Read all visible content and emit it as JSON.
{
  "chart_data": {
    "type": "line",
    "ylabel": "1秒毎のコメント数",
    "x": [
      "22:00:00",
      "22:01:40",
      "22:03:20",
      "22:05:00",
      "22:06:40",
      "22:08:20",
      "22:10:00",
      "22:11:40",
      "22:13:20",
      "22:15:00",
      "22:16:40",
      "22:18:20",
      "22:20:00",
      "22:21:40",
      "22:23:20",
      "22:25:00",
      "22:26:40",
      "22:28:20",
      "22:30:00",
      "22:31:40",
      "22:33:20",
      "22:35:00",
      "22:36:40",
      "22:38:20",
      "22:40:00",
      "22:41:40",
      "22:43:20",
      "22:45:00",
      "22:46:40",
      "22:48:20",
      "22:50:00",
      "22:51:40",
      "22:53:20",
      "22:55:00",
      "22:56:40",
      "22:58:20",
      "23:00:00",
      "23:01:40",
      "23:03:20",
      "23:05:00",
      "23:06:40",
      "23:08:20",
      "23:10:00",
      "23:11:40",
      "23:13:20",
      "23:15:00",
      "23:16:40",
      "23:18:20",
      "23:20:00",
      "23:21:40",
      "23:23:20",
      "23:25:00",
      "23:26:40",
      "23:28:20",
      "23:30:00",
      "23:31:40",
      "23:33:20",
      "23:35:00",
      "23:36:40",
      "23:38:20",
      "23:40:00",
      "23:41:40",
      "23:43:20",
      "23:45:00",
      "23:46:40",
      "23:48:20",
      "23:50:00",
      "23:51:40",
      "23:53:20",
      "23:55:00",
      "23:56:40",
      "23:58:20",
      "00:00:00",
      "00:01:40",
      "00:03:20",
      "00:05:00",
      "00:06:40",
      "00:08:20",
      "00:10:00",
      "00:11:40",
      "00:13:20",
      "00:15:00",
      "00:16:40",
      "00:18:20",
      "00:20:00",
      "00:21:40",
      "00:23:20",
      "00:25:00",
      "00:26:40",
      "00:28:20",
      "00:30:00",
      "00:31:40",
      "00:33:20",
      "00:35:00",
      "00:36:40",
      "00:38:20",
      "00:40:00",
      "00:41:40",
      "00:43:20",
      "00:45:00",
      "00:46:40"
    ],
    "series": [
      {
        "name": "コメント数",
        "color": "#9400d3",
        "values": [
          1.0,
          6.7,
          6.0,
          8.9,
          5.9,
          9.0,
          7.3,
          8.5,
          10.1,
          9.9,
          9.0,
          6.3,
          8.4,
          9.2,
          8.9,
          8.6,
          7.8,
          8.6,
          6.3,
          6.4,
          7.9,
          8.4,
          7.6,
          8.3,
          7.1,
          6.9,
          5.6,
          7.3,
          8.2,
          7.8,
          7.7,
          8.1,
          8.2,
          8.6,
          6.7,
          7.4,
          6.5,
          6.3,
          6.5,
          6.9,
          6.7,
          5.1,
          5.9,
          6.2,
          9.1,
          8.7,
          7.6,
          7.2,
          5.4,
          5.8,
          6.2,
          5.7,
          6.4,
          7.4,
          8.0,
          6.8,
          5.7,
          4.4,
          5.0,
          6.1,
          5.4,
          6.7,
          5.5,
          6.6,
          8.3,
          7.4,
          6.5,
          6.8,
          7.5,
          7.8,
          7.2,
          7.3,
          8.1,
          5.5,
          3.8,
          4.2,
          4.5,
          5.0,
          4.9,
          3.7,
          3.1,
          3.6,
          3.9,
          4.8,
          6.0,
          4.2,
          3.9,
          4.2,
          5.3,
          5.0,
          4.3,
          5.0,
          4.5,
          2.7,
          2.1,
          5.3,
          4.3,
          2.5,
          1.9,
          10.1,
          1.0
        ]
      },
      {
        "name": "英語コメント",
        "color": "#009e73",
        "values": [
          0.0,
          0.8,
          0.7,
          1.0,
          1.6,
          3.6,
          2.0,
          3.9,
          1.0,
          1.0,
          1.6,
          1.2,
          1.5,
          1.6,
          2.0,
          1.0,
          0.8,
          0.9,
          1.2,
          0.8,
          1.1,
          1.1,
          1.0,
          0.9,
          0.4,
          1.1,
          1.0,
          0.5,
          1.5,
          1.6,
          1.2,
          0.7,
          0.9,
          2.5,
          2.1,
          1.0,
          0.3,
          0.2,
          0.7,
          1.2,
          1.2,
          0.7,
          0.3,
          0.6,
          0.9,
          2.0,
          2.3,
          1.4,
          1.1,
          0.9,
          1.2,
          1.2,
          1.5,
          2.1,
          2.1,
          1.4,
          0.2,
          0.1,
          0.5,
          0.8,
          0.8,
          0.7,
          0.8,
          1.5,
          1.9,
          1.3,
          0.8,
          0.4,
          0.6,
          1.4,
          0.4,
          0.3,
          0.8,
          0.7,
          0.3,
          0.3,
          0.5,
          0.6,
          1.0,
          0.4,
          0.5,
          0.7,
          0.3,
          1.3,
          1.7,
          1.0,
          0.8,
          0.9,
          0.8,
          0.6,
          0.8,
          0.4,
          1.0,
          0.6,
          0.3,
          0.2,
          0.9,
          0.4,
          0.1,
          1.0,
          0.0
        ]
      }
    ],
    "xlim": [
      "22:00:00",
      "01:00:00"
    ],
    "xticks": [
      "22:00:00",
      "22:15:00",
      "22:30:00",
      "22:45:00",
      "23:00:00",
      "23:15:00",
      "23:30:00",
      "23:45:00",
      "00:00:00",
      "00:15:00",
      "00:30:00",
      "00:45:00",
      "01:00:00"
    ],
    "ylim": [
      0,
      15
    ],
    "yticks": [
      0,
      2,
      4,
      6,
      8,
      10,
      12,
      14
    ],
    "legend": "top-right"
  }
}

# [TASK DESCRIPTION]
Reproduce the listing above verbatim, from first line to last.

# [ANSWER TO THE TASK]
Read all visible content and emit it as JSON.
{
  "chart_data": {
    "type": "line",
    "ylabel": "1秒毎のコメント数",
    "x": [
      "22:00:00",
      "22:01:40",
      "22:03:20",
      "22:05:00",
      "22:06:40",
      "22:08:20",
      "22:10:00",
      "22:11:40",
      "22:13:20",
      "22:15:00",
      "22:16:40",
      "22:18:20",
      "22:20:00",
      "22:21:40",
      "22:23:20",
      "22:25:00",
      "22:26:40",
      "22:28:20",
      "22:30:00",
      "22:31:40",
      "22:33:20",
      "22:35:00",
      "22:36:40",
      "22:38:20",
      "22:40:00",
      "22:41:40",
      "22:43:20",
      "22:45:00",
      "22:46:40",
      "22:48:20",
      "22:50:00",
      "22:51:40",
      "22:53:20",
      "22:55:00",
      "22:56:40",
      "22:58:20",
      "23:00:00",
      "23:01:40",
      "23:03:20",
      "23:05:00",
      "23:06:40",
      "23:08:20",
      "23:10:00",
      "23:11:40",
      "23:13:20",
      "23:15:00",
      "23:16:40",
      "23:18:20",
      "23:20:00",
      "23:21:40",
      "23:23:20",
      "23:25:00",
      "23:26:40",
      "23:28:20",
      "23:30:00",
      "23:31:40",
      "23:33:20",
      "23:35:00",
      "23:36:40",
      "23:38:20",
      "23:40:00",
      "23:41:40",
      "23:43:20",
      "23:45:00",
      "23:46:40",
      "23:48:20",
      "23:50:00",
      "23:51:40",
      "23:53:20",
      "23:55:00",
      "23:56:40",
      "23:58:20",
      "00:00:00",
      "00:01:40",
      "00:03:20",
      "00:05:00",
      "00:06:40",
      "00:08:20",
      "00:10:00",
      "00:11:40",
      "00:13:20",
      "00:15:00",
      "00:16:40",
      "00:18:20",
      "00:20:00",
      "00:21:40",
      "00:23:20",
      "00:25:00",
      "00:26:40",
      "00:28:20",
      "00:30:00",
      "00:31:40",
      "00:33:20",
      "00:35:00",
      "00:36:40",
      "00:38:20",
      "00:40:00",
      "00:41:40",
      "00:43:20",
      "00:45:00",
      "00:46:40"
    ],
    "series": [
      {
        "name": "コメント数",
        "color": "#9400d3",
        "values": [
          1.0,
          6.7,
          6.0,
          8.9,
          5.9,
          9.0,
          7.3,
          8.5,
          10.1,
          9.9,
          9.0,
          6.3,
          8.4,
          9.2,
          8.9,
          8.6,
          7.8,
          8.6,
          6.3,
          6.4,
          7.9,
          8.4,
          7.6,
          8.3,
          7.1,
          6.9,
          5.6,
          7.3,
          8.2,
          7.8,
          7.7,
          8.1,
          8.2,
          8.6,
          6.7,
          7.4,
          6.5,
          6.3,
          6.5,
          6.9,
          6.7,
          5.1,
          5.9,
          6.2,
          9.1,
          8.7,
          7.6,
          7.2,
          5.4,
          5.8,
          6.2,
          5.7,
          6.4,
          7.4,
          8.0,
          6.8,
          5.7,
          4.4,
          5.0,
          6.1,
          5.4,
          6.7,
          5.5,
          6.6,
          8.3,
          7.4,
          6.5,
          6.8,
          7.5,
          7.8,
          7.2,
          7.3,
          8.1,
          5.5,
          3.8,
          4.2,
          4.5,
          5.0,
          4.9,
          3.7,
          3.1,
          3.6,
          3.9,
          4.8,
          6.0,
          4.2,
          3.9,
          4.2,
          5.3,
          5.0,
          4.3,
          5.0,
          4.5,
          2.7,
          2.1,
          5.3,
          4.3,
          2.5,
          1.9,
          10.1,
          1.0
        ]
      },
      {
        "name": "英語コメント",
        "color": "#009e73",
        "values": [
          0.0,
          0.8,
          0.7,
          1.0,
          1.6,
          3.6,
          2.0,
          3.9,
          1.0,
          1.0,
          1.6,
          1.2,
          1.5,
          1.6,
          2.0,
          1.0,
          0.8,
          0.9,
          1.2,
          0.8,
          1.1,
          1.1,
          1.0,
          0.9,
          0.4,
          1.1,
          1.0,
          0.5,
          1.5,
          1.6,
          1.2,
          0.7,
          0.9,
          2.5,
          2.1,
          1.0,
          0.3,
          0.2,
          0.7,
          1.2,
          1.2,
          0.7,
          0.3,
          0.6,
          0.9,
          2.0,
          2.3,
          1.4,
          1.1,
          0.9,
          1.2,
          1.2,
          1.5,
          2.1,
          2.1,
          1.4,
          0.2,
          0.1,
          0.5,
          0.8,
          0.8,
          0.7,
          0.8,
          1.5,
          1.9,
          1.3,
          0.8,
          0.4,
          0.6,
          1.4,
          0.4,
          0.3,
          0.8,
          0.7,
          0.3,
          0.3,
          0.5,
          0.6,
          1.0,
          0.4,
          0.5,
          0.7,
          0.3,
          1.3,
          1.7,
          1.0,
          0.8,
          0.9,
          0.8,
          0.6,
          0.8,
          0.4,
          1.0,
          0.6,
          0.3,
          0.2,
          0.9,
          0.4,
          0.1,
          1.0,
          0.0
        ]
      }
    ],
    "xlim": [
      "22:00:00",
      "01:00:00"
    ],
    "xticks": [
      "22:00:00",
      "22:15:00",
      "22:30:00",
      "22:45:00",
      "23:00:00",
      "23:15:00",
      "23:30:00",
      "23:45:00",
      "00:00:00",
      "00:15:00",
      "00:30:00",
      "00:45:00",
      "01:00:00"
    ],
    "ylim": [
      0,
      15
    ],
    "yticks": [
      0,
      2,
      4,
      6,
      8,
      10,
      12,
      14
    ],
    "legend": "top-right"
  }
}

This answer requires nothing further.